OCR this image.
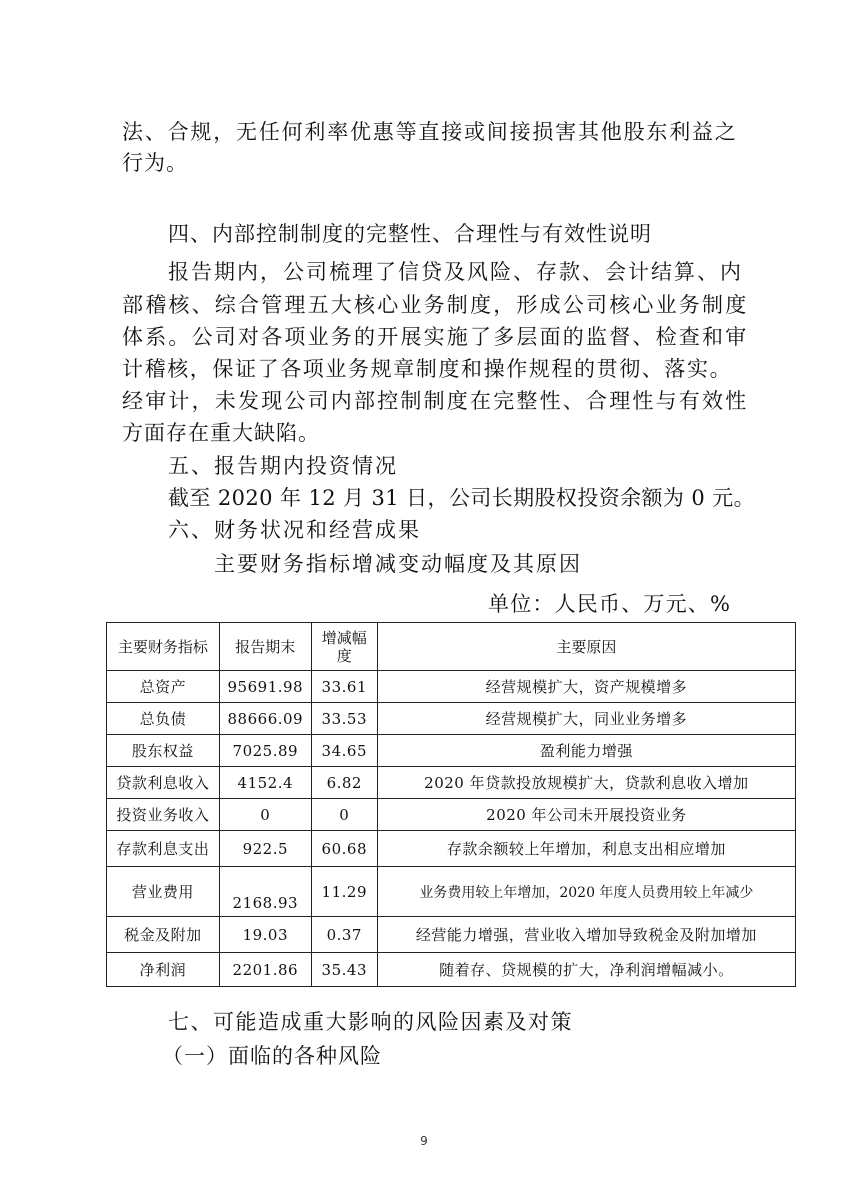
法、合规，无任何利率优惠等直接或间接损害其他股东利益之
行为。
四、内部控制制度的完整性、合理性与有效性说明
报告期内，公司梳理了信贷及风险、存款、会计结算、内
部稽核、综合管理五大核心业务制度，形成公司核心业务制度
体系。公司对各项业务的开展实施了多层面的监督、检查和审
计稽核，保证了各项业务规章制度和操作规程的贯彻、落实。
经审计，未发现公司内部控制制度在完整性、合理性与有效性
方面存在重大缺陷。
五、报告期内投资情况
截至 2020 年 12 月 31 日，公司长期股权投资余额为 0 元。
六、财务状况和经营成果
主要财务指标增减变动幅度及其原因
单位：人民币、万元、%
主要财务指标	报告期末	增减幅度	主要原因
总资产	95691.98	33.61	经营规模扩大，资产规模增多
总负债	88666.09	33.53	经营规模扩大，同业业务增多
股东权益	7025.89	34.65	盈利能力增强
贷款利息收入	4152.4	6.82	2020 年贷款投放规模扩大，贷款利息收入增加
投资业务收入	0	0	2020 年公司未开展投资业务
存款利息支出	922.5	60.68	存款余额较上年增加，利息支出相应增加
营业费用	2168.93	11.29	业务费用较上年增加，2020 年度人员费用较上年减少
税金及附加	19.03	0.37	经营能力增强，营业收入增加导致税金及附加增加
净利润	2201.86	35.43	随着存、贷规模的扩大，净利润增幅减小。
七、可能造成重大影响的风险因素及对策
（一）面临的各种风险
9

* * *

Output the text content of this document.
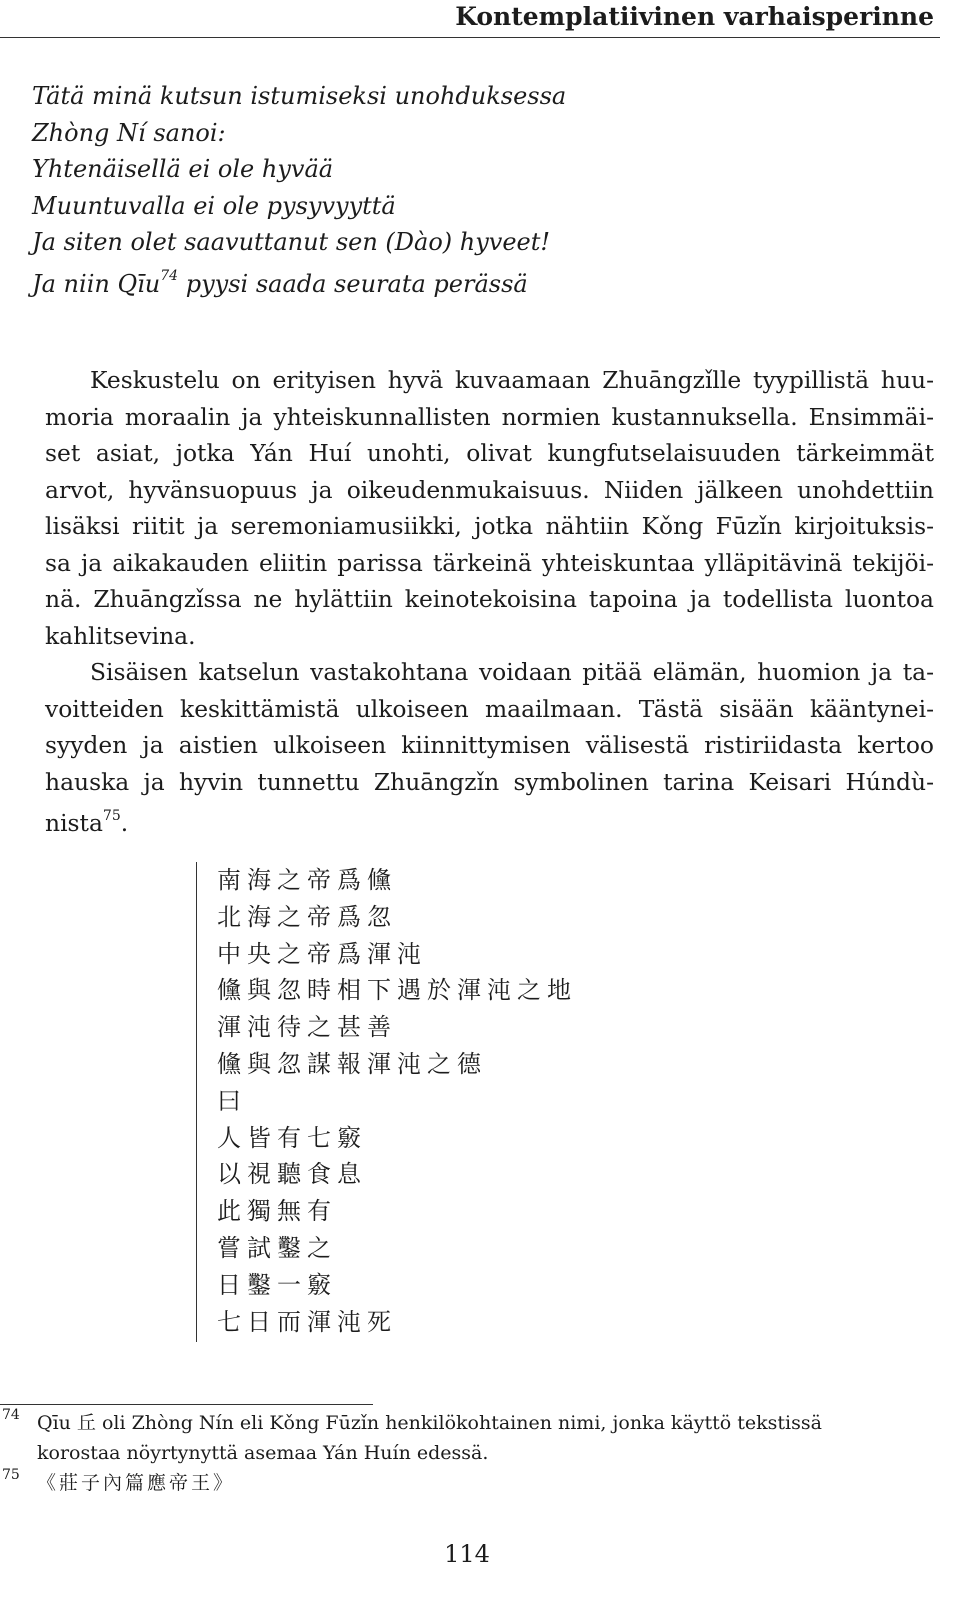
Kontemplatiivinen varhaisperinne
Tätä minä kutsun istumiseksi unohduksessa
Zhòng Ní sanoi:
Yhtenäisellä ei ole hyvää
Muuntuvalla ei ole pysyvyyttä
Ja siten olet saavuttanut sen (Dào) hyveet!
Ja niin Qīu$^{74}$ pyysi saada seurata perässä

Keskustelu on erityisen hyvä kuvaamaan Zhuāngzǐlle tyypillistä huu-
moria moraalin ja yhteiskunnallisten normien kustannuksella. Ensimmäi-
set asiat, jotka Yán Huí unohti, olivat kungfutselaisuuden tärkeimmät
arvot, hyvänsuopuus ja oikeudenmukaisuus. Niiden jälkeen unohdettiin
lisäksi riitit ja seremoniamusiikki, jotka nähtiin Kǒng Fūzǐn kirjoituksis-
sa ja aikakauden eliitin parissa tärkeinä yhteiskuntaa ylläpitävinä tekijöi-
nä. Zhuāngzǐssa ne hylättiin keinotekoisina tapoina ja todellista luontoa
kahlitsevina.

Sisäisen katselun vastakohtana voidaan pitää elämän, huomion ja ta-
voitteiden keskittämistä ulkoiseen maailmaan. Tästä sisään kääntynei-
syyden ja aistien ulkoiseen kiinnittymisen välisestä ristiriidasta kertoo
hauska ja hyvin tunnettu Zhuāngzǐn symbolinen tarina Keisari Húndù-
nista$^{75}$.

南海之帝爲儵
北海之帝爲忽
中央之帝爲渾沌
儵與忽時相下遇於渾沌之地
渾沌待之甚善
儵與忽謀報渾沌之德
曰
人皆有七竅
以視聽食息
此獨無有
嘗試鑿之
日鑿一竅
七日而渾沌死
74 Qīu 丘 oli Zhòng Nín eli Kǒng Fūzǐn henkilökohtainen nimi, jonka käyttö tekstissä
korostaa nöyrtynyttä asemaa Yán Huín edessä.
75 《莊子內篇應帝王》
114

* * *

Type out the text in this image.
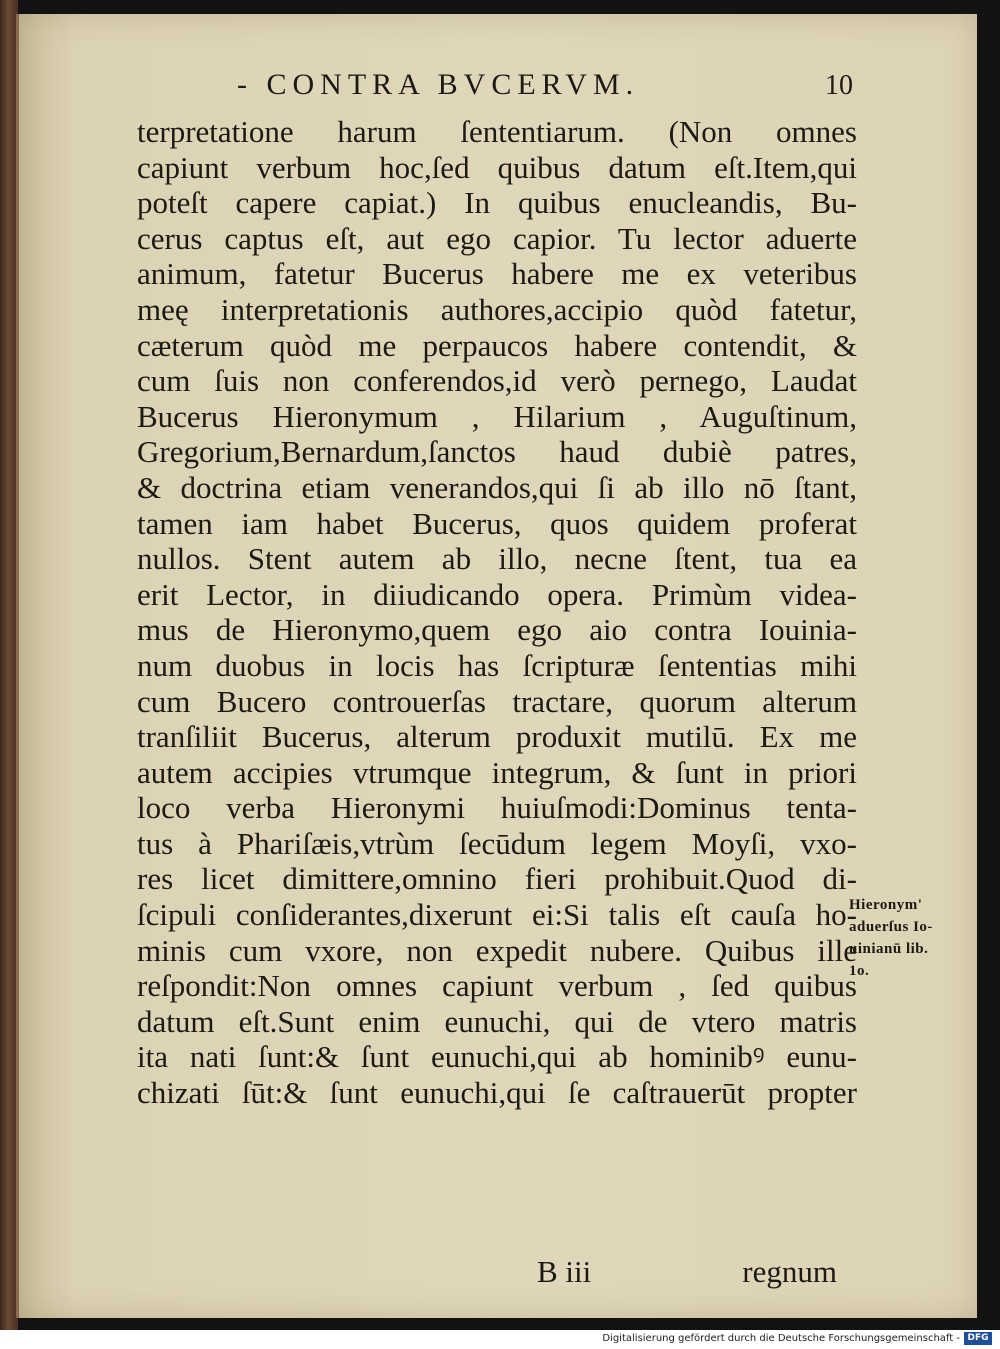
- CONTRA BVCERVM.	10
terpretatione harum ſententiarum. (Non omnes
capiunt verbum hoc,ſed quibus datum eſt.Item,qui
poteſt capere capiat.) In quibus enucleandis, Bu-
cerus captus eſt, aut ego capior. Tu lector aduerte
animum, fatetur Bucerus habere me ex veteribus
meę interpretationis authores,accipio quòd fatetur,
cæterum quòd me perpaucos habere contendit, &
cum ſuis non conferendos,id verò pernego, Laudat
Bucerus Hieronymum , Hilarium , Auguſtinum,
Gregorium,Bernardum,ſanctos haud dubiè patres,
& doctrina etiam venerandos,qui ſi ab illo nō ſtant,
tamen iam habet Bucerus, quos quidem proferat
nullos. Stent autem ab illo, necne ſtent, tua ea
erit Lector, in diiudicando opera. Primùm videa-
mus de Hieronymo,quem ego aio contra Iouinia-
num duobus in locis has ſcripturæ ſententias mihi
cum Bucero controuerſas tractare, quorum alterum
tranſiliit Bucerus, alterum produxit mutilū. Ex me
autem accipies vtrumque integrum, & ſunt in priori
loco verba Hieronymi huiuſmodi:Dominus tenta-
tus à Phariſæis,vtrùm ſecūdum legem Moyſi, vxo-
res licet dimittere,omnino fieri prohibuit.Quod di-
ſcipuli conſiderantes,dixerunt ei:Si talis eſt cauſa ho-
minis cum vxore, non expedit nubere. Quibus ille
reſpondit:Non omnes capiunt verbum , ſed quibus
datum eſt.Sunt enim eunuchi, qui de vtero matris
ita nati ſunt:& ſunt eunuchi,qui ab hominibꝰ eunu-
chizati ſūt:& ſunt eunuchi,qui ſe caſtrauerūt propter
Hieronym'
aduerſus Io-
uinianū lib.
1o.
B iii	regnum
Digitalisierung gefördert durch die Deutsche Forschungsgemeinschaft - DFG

Written problem ▸
Identify every line above that includes the word "image", and show those lines.

Task result ▸
OCR this image.
Type out the text in this image.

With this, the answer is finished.